====== DATA

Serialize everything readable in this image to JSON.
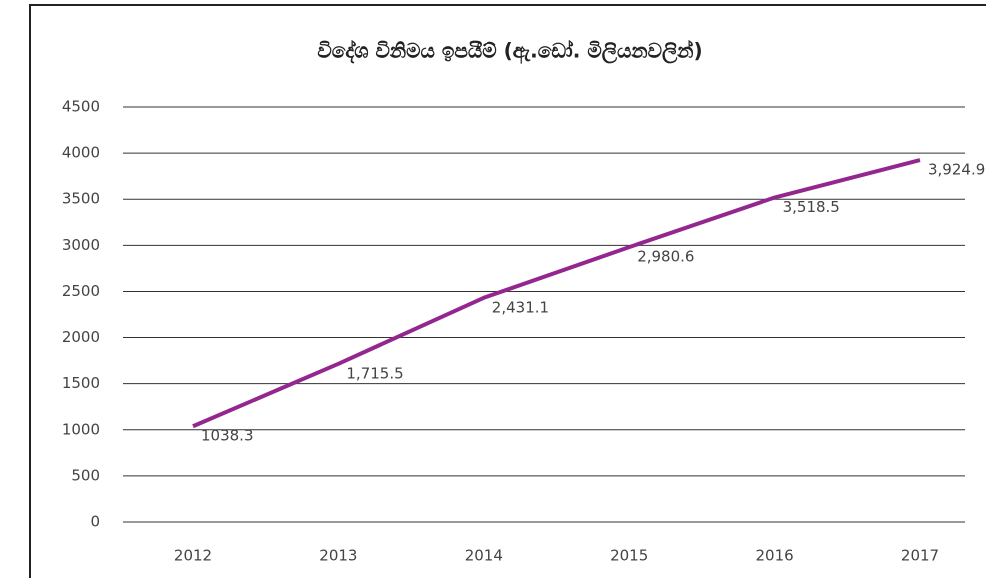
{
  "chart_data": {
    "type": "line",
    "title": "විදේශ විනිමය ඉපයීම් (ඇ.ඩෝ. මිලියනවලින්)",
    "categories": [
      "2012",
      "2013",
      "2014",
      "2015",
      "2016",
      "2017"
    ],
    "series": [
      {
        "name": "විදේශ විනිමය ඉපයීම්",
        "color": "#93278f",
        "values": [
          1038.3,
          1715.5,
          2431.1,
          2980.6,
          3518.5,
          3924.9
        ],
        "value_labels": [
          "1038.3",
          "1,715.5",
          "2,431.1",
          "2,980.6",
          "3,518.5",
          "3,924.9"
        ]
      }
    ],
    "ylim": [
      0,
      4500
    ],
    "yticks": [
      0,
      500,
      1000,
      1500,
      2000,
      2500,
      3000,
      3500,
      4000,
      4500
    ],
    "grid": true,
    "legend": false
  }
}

============

DIRECTIONS:
Strip out the images, then output the records above word for word.

ANSWER TO THIS TASK:
Serialize everything readable in this image to JSON.
{
  "chart_data": {
    "type": "line",
    "title": "විදේශ විනිමය ඉපයීම් (ඇ.ඩෝ. මිලියනවලින්)",
    "categories": [
      "2012",
      "2013",
      "2014",
      "2015",
      "2016",
      "2017"
    ],
    "series": [
      {
        "name": "විදේශ විනිමය ඉපයීම්",
        "color": "#93278f",
        "values": [
          1038.3,
          1715.5,
          2431.1,
          2980.6,
          3518.5,
          3924.9
        ],
        "value_labels": [
          "1038.3",
          "1,715.5",
          "2,431.1",
          "2,980.6",
          "3,518.5",
          "3,924.9"
        ]
      }
    ],
    "ylim": [
      0,
      4500
    ],
    "yticks": [
      0,
      500,
      1000,
      1500,
      2000,
      2500,
      3000,
      3500,
      4000,
      4500
    ],
    "grid": true,
    "legend": false
  }
}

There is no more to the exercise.